--- Start Records for this exercise ---

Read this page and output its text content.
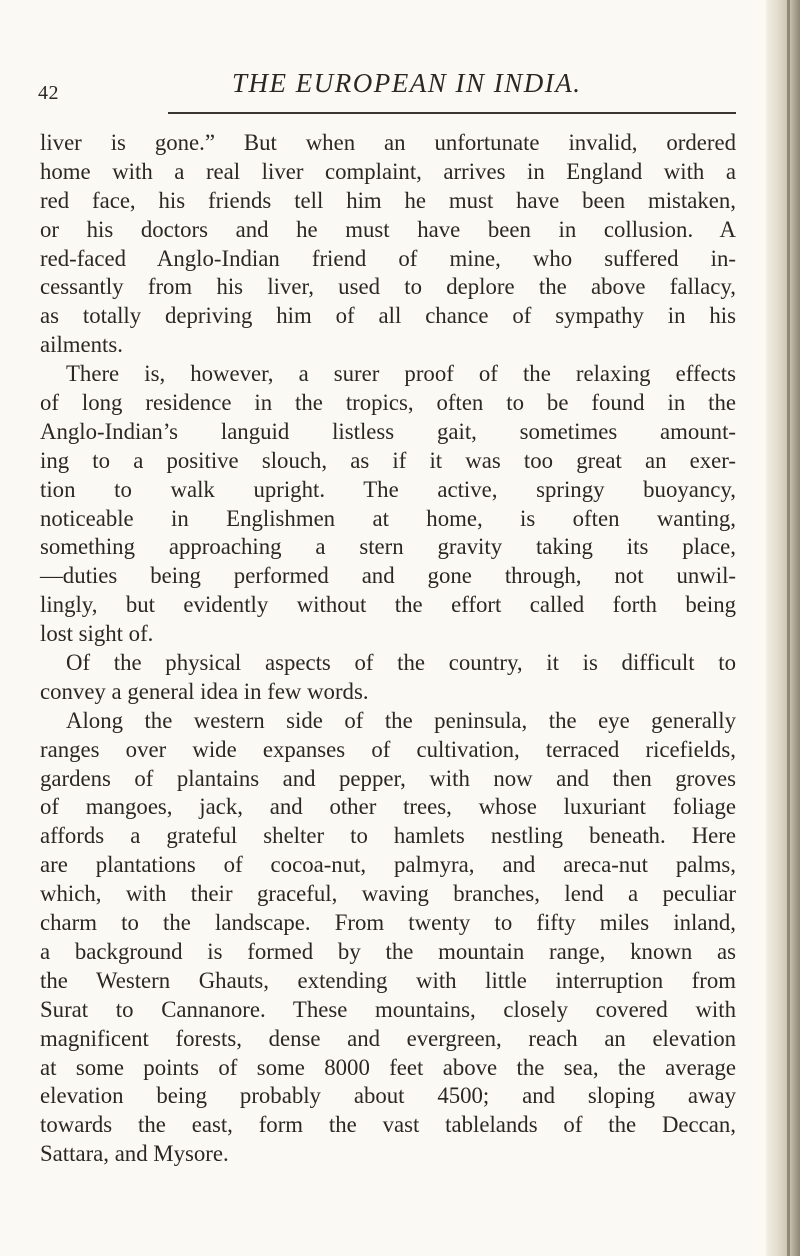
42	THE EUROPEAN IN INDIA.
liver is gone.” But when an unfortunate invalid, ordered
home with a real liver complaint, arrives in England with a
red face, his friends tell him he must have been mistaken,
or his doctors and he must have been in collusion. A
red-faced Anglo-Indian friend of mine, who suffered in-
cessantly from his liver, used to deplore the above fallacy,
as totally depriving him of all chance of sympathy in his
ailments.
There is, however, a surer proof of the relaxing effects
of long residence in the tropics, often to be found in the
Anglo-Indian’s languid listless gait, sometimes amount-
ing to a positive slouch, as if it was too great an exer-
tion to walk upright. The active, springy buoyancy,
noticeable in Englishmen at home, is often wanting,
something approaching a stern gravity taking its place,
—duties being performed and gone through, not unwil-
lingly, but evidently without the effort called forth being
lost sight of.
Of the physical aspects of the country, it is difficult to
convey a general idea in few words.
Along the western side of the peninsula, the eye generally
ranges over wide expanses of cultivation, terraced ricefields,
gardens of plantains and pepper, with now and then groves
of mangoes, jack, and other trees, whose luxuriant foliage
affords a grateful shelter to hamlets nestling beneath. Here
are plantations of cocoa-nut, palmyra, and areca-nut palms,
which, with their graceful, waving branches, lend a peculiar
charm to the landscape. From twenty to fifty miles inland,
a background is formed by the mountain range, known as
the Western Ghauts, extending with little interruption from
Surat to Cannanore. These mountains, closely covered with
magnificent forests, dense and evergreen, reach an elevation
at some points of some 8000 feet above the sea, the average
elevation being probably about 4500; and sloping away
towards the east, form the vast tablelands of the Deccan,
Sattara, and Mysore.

--- End Records for this exercise ---

__Problem statement__
Copy, from the material above, each line in which the string "being" occurs.

__Task result__
—duties being performed and gone through, not unwil-
lingly, but evidently without the effort called forth being
elevation being probably about 4500; and sloping away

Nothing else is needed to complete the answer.